• _DATA EXTRACT_

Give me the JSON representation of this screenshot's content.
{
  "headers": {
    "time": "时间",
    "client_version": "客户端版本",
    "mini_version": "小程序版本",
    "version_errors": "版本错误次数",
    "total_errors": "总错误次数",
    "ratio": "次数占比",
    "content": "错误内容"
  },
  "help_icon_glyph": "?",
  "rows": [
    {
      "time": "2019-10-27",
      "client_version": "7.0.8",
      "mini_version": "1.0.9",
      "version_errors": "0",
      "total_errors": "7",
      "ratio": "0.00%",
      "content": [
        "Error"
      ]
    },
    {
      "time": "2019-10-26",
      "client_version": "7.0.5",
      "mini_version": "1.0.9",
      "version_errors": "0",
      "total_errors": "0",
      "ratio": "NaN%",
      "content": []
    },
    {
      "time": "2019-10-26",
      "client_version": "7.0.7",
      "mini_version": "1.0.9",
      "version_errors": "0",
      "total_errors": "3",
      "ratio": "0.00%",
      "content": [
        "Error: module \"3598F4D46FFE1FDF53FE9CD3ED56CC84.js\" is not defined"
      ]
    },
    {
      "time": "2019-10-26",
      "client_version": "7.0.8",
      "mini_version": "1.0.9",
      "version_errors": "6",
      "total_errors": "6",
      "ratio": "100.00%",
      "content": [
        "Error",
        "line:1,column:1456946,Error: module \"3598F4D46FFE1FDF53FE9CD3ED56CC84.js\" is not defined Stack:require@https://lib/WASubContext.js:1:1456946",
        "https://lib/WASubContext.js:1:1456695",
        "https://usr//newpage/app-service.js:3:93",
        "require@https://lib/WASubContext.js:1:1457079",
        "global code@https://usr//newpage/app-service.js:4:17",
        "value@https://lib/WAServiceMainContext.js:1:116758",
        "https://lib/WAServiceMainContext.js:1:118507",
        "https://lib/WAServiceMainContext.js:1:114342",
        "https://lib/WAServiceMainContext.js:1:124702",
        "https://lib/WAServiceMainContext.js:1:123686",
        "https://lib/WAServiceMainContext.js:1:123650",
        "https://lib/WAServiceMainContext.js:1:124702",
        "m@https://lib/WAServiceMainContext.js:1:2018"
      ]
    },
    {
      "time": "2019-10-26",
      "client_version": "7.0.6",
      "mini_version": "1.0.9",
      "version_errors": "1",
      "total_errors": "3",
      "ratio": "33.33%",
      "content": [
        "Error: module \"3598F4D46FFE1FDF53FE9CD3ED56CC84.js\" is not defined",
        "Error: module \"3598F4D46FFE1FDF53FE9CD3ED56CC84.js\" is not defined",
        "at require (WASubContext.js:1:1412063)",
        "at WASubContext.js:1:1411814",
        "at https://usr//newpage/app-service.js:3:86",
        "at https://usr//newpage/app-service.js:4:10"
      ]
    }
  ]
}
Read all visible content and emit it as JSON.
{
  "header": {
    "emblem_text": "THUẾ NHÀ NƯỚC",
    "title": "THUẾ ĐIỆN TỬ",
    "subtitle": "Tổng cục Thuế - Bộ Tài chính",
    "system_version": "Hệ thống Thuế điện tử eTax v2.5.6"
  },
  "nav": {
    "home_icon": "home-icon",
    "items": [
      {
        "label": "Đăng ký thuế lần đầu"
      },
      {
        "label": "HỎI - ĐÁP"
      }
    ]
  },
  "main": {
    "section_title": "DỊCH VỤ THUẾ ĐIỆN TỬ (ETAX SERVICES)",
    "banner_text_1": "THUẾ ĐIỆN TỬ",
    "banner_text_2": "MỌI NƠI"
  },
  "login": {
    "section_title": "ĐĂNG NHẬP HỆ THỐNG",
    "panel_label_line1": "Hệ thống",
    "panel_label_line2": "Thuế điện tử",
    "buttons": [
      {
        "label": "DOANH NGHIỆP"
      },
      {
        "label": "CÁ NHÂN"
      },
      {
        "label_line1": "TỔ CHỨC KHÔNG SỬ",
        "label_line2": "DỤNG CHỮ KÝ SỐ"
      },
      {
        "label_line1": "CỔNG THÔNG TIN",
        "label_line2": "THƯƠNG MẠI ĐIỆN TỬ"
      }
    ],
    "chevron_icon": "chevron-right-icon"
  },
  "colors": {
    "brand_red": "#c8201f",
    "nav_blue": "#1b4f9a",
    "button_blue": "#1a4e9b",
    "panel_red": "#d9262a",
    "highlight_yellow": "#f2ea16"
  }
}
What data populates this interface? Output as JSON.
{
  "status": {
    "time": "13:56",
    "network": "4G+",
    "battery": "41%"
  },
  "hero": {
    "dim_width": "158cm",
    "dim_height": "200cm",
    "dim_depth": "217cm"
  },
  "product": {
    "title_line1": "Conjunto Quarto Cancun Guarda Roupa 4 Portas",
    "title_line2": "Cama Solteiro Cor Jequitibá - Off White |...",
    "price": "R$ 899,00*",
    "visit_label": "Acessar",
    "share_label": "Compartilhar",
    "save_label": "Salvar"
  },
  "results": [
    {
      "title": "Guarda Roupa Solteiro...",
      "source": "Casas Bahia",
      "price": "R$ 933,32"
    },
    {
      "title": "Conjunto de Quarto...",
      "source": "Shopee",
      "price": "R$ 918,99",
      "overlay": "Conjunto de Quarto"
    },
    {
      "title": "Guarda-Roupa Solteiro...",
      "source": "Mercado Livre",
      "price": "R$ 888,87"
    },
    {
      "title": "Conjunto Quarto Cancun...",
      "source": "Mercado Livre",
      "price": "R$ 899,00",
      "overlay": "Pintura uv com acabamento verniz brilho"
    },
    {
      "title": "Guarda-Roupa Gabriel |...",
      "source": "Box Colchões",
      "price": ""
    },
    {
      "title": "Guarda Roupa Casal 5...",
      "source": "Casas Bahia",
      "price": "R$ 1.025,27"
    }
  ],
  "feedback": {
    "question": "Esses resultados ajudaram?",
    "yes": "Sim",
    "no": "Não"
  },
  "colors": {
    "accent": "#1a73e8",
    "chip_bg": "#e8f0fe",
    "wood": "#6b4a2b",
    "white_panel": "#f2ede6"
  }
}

• _AIM OF THE TASK_
Consider the entries above and return each line with the string "overlay".

• _TASK RESPONSE_
      "overlay": "Conjunto de Quarto"
      "overlay": "Pintura uv com acabamento verniz brilho"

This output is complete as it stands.